What this task involves - Single out the lines that include the word "point". Copy them.

** start **

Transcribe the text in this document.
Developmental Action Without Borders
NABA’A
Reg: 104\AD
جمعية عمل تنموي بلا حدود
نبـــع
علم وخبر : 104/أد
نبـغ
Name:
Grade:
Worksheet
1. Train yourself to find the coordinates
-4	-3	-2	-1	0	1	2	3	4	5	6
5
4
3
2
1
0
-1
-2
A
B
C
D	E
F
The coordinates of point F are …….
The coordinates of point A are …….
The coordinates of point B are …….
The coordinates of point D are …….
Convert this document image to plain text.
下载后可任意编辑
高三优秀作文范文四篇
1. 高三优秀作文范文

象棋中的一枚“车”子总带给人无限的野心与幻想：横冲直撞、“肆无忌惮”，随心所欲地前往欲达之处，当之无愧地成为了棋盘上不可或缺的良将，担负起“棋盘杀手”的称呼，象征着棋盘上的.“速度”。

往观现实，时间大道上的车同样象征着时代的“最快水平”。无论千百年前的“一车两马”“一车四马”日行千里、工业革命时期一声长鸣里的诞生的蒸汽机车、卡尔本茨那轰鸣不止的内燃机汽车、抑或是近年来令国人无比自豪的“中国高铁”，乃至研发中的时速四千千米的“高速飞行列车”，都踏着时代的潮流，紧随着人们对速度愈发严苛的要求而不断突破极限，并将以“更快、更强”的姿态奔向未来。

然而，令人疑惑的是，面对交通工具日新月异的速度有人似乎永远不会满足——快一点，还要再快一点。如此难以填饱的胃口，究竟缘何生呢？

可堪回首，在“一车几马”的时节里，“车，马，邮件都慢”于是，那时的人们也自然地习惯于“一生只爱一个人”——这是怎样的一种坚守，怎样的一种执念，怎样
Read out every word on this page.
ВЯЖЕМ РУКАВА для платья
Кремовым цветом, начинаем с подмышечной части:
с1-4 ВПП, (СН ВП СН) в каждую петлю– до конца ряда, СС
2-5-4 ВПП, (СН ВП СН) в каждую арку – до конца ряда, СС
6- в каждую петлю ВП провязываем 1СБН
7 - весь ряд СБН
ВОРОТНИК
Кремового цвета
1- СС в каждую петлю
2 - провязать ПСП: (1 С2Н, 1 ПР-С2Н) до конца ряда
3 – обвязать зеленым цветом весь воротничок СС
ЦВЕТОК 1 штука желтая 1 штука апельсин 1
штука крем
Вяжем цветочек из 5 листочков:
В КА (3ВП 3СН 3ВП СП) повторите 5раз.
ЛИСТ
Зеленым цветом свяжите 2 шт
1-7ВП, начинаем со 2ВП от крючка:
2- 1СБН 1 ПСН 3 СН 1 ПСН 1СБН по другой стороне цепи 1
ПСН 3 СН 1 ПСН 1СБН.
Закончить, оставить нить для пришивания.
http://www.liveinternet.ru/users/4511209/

** end **

Response -
The coordinates of point F are …….
The coordinates of point A are …….
The coordinates of point B are …….
The coordinates of point D are …….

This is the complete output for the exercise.